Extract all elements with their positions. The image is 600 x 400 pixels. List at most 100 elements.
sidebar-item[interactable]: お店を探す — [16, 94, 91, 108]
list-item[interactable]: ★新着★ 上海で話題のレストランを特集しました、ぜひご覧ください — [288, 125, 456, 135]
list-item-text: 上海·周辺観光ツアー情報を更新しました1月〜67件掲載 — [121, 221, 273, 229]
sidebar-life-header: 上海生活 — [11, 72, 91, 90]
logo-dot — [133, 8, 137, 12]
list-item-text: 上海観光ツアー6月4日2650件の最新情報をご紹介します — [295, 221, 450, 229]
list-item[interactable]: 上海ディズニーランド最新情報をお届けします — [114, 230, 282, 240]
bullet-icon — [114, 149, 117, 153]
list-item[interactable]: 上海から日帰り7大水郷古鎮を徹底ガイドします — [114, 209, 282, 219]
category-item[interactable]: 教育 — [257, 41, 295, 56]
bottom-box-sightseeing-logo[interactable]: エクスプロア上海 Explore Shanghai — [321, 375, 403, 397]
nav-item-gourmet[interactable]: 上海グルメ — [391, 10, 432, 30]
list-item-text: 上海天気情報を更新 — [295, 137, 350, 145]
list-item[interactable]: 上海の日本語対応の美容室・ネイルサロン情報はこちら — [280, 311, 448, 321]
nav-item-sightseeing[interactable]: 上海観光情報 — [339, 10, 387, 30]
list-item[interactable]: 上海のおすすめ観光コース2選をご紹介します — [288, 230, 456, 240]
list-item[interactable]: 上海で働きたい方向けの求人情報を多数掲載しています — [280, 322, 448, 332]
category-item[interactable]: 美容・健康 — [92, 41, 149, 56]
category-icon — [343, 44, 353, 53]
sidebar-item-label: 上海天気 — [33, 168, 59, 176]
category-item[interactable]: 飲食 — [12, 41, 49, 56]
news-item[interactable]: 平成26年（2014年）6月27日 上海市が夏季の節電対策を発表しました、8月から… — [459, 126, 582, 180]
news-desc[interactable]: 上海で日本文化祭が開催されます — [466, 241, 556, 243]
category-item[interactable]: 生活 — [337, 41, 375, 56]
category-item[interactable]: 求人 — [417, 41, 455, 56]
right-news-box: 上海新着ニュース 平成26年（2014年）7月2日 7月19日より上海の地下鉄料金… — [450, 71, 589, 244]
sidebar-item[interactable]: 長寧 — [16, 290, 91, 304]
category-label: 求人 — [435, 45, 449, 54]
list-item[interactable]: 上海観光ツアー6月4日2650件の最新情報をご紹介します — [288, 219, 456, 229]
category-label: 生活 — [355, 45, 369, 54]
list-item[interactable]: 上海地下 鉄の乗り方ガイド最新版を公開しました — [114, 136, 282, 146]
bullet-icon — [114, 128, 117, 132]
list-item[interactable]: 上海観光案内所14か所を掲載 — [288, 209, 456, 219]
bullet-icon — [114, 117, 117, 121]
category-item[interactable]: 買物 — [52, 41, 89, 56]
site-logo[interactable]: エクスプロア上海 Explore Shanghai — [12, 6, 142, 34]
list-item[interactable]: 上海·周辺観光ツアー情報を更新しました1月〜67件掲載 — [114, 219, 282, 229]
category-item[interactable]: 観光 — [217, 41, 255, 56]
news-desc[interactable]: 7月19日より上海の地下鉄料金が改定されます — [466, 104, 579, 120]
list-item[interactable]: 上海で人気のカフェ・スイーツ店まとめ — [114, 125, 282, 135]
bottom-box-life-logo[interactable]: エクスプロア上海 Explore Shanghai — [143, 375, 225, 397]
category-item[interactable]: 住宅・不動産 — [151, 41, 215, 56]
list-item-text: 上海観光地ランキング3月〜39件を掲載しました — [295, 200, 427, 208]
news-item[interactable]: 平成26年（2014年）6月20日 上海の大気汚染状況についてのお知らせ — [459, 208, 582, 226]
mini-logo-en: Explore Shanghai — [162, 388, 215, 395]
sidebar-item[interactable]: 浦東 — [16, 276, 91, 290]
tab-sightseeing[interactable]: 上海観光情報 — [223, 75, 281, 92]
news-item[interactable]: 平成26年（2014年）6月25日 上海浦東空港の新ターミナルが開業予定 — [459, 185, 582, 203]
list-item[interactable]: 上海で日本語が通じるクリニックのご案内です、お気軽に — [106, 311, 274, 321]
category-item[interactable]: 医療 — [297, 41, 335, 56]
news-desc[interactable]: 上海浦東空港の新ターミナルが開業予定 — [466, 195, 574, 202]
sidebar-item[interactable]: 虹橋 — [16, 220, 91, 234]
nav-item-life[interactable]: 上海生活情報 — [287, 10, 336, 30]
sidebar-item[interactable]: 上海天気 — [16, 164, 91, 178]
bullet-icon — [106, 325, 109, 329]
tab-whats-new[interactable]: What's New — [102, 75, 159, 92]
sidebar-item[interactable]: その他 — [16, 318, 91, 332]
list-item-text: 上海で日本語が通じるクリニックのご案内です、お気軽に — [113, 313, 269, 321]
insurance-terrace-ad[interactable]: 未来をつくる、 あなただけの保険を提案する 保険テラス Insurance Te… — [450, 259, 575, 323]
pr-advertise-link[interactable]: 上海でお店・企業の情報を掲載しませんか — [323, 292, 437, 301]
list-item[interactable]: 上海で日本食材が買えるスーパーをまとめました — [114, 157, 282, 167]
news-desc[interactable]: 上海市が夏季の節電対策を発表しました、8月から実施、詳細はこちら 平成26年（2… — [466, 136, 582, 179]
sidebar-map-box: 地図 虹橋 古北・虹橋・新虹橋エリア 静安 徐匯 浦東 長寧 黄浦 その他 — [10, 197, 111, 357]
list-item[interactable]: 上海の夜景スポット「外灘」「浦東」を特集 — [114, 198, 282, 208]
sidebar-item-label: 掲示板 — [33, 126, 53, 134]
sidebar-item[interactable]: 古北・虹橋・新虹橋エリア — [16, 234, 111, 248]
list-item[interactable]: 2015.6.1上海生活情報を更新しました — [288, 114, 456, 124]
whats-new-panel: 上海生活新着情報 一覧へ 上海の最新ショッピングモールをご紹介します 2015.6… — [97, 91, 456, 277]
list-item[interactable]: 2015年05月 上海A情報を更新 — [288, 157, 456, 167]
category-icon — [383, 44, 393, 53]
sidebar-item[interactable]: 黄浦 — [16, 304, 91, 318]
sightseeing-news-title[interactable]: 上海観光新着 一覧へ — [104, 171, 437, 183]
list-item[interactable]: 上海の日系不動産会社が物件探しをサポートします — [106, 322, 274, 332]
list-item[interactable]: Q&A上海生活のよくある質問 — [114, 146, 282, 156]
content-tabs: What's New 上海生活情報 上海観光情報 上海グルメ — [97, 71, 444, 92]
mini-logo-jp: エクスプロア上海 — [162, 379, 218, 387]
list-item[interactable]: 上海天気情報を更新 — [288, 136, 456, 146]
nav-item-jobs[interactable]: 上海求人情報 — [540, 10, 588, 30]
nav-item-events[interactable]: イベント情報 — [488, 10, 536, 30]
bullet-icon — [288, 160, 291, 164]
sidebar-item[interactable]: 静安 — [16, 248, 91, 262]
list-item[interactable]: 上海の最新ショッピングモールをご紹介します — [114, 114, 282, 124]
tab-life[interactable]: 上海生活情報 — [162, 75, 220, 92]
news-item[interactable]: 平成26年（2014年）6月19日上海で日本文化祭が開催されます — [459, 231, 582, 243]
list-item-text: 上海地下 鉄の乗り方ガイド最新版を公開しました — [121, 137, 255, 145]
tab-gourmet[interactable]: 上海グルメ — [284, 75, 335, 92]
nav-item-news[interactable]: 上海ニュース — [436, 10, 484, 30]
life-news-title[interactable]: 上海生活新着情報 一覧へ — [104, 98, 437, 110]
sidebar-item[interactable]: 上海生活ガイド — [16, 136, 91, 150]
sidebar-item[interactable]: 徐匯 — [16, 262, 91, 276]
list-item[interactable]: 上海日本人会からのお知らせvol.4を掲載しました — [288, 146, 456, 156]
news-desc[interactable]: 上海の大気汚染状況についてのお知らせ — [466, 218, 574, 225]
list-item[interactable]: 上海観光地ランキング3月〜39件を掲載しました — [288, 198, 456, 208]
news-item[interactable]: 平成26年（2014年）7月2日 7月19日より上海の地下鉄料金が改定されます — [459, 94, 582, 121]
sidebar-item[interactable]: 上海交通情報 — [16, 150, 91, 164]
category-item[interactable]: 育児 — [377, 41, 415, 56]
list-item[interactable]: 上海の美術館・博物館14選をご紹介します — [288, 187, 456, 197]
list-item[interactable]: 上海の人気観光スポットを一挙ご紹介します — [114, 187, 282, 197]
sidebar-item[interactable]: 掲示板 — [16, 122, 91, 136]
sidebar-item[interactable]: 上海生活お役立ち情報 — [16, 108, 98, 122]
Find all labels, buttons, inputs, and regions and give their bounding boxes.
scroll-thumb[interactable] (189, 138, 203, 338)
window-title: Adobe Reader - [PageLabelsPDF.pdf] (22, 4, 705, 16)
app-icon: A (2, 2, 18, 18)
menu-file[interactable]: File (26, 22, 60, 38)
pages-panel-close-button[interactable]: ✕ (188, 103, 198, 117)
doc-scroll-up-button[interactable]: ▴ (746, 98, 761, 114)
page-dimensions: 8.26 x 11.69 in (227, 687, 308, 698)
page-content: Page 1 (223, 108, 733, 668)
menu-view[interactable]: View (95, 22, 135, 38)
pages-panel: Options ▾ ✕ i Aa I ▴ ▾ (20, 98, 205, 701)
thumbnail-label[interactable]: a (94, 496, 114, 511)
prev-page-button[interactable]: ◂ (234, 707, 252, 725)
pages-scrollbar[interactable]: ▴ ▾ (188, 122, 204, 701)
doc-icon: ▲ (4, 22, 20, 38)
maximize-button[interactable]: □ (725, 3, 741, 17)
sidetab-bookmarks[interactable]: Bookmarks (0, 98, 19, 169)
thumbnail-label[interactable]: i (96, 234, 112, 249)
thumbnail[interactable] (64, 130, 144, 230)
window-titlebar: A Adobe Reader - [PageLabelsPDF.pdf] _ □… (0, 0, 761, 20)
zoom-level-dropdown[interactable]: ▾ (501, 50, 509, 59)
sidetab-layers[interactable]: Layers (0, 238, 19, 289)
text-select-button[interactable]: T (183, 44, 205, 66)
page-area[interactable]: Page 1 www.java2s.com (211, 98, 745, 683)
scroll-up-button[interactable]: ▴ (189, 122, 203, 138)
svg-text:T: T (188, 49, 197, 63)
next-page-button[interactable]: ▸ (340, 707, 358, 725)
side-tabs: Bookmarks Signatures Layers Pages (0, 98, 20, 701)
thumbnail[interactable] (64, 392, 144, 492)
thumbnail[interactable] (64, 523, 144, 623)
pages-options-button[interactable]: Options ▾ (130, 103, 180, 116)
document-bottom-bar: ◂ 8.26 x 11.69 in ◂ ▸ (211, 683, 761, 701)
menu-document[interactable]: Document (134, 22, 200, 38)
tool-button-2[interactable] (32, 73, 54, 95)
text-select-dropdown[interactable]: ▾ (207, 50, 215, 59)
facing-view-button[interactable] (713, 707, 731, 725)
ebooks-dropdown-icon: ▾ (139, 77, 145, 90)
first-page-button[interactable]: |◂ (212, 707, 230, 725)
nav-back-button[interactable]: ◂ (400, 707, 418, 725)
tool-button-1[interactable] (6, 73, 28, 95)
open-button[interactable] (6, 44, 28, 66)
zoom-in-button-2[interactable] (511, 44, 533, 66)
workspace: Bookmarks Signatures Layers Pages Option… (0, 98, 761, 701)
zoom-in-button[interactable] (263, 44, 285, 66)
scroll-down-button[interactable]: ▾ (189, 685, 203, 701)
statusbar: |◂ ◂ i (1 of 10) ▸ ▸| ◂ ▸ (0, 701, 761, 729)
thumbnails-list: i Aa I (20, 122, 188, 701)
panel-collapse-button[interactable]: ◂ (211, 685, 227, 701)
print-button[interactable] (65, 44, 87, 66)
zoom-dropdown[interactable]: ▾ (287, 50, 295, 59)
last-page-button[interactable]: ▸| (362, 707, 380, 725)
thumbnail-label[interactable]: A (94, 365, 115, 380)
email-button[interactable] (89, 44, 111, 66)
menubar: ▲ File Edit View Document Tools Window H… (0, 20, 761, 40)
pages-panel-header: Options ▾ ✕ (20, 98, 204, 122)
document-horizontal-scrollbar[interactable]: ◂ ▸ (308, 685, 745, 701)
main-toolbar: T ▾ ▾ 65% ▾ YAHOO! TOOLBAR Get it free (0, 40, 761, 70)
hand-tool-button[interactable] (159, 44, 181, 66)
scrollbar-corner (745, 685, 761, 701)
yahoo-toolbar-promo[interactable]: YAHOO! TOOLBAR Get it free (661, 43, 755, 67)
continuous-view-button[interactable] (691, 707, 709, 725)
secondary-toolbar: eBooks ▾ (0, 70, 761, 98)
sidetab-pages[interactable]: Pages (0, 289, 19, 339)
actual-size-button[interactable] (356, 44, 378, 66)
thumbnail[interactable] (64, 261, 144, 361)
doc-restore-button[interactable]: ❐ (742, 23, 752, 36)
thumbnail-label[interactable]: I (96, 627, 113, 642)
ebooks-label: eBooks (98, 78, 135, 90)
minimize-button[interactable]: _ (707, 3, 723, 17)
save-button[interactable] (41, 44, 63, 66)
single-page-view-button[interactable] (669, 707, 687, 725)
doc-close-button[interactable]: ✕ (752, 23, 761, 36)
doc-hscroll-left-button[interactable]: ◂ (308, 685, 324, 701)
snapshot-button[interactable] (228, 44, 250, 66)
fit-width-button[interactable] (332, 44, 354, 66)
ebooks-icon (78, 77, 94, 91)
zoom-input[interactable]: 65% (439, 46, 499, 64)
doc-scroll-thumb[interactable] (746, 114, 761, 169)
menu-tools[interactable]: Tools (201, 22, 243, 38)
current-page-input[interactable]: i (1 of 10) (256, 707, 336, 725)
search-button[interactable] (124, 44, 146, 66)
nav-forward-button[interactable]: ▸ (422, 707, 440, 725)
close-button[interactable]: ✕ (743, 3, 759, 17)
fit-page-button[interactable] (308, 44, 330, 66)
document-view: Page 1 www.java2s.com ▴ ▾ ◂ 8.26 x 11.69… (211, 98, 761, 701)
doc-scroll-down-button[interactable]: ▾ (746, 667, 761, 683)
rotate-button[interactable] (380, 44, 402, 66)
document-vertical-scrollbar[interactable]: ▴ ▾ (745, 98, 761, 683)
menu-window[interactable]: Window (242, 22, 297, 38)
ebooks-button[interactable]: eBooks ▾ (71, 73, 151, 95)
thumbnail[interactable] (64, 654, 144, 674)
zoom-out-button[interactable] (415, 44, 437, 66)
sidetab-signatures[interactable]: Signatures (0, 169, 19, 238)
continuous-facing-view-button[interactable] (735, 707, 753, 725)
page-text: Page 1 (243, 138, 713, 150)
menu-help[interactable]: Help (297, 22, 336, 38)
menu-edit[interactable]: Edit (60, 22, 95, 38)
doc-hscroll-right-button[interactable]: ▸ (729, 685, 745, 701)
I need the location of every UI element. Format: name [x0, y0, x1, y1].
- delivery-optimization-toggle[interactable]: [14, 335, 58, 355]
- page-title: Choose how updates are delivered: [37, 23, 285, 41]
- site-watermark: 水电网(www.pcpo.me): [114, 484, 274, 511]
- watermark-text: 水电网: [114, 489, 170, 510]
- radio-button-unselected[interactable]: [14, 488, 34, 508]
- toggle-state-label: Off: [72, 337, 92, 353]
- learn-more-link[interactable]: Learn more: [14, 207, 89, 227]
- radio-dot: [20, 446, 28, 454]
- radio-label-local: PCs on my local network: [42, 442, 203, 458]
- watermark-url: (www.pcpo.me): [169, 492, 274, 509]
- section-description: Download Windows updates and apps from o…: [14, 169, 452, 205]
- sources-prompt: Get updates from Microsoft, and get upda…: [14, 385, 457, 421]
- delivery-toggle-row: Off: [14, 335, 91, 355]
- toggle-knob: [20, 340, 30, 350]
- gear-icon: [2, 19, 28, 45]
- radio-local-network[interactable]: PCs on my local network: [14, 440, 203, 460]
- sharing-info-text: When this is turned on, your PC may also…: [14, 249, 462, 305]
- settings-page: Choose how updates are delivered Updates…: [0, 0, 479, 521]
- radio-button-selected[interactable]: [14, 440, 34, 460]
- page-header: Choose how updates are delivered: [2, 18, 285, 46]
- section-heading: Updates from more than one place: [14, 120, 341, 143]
++++++++++++++++++++
What needs to be done >> Rename "interactable" to "clickable" in the items from the first line through the line containing "bullet-icon — [114, 149, 117, 153]". Give those lines again with everything else unchanged.

Result >>
Extract all elements with their positions. The image is 600 x 400 pixels. List at most 100 elements.
sidebar-item[clickable]: お店を探す — [16, 94, 91, 108]
list-item[clickable]: ★新着★ 上海で話題のレストランを特集しました、ぜひご覧ください — [288, 125, 456, 135]
list-item-text: 上海·周辺観光ツアー情報を更新しました1月〜67件掲載 — [121, 221, 273, 229]
sidebar-life-header: 上海生活 — [11, 72, 91, 90]
logo-dot — [133, 8, 137, 12]
list-item-text: 上海観光ツアー6月4日2650件の最新情報をご紹介します — [295, 221, 450, 229]
list-item[clickable]: 上海ディズニーランド最新情報をお届けします — [114, 230, 282, 240]
bullet-icon — [114, 149, 117, 153]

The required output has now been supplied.